Scan the material below and copy every line holding the word "areas".
[Opening Task data section]
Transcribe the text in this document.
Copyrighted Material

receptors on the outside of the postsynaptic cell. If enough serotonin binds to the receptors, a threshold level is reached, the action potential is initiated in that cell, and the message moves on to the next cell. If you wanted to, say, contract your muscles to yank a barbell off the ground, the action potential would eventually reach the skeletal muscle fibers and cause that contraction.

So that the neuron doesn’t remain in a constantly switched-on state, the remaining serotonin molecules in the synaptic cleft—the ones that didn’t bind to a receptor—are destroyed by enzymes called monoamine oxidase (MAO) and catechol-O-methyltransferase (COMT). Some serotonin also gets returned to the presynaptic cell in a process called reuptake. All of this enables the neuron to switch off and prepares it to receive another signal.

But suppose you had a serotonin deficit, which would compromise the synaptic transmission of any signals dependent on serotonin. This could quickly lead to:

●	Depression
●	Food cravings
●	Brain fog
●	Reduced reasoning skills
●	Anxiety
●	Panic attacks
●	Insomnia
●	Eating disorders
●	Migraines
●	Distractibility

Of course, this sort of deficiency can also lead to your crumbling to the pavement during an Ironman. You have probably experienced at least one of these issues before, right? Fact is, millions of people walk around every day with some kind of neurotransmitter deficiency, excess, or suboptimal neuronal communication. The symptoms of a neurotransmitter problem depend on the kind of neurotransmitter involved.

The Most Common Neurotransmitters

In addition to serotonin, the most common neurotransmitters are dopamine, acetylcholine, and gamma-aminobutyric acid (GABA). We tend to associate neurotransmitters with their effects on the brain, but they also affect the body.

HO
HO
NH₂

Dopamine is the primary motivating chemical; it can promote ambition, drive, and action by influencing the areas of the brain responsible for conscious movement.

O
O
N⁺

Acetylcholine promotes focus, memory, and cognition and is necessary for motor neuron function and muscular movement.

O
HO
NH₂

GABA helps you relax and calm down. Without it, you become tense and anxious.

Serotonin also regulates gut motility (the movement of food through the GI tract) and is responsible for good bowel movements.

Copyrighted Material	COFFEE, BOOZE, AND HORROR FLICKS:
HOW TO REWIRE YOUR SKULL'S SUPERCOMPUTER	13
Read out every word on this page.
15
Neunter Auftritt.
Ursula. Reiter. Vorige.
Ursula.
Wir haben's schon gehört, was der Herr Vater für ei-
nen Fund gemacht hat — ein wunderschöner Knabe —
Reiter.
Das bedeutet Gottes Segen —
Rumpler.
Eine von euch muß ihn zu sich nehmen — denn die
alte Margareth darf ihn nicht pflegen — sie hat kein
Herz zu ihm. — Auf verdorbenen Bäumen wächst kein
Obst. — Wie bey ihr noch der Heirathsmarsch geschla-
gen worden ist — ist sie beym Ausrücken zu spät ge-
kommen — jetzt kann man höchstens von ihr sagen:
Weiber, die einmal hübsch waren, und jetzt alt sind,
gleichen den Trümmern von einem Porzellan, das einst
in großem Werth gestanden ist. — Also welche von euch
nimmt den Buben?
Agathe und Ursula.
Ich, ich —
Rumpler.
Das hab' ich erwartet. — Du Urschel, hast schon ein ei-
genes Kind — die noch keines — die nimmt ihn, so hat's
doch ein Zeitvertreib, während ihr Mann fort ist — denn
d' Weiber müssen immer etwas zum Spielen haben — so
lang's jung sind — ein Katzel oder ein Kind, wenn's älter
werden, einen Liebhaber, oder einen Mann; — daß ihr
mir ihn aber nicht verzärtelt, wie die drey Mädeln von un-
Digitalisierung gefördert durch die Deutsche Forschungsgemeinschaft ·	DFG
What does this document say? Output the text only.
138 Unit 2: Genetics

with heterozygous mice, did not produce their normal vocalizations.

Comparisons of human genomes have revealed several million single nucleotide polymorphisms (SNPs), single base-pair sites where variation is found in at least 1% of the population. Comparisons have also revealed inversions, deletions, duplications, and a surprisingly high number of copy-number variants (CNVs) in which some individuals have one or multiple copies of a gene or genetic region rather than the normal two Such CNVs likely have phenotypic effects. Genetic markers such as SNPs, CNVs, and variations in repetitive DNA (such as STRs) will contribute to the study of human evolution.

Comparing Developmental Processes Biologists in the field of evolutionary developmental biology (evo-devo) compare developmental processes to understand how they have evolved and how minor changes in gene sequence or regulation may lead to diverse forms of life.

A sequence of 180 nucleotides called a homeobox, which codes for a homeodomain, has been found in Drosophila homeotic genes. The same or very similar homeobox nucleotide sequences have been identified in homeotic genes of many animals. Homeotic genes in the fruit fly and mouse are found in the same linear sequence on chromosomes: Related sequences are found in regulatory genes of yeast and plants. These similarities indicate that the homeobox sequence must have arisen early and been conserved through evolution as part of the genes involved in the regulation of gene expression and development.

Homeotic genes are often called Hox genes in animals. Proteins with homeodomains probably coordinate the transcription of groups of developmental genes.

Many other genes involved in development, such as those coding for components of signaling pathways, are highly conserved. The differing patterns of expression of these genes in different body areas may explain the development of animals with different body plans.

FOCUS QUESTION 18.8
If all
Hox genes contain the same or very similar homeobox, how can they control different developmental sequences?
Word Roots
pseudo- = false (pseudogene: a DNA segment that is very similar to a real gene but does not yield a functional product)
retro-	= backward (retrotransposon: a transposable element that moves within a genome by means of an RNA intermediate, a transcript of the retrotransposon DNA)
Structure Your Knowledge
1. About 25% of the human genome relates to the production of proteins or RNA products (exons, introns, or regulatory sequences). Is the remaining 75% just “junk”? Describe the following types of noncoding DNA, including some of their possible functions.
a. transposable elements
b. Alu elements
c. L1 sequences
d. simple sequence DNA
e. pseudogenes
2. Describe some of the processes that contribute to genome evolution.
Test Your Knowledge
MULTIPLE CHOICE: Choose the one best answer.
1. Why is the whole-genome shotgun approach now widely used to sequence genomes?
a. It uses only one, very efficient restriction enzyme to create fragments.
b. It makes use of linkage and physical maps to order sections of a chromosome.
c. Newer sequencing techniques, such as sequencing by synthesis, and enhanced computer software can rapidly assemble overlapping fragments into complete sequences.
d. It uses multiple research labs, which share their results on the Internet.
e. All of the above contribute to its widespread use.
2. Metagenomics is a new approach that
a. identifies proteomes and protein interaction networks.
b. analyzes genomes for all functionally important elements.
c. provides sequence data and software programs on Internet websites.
[Closing Task data section]
▶ [Task answer]
Dopamine is the primary motivating chemical; it can promote ambition, drive, and action by influencing the areas of the brain responsible for conscious movement.
Many other genes involved in development, such as those coding for components of signaling pathways, are highly conserved. The differing patterns of expression of these genes in different body areas may explain the development of animals with different body plans.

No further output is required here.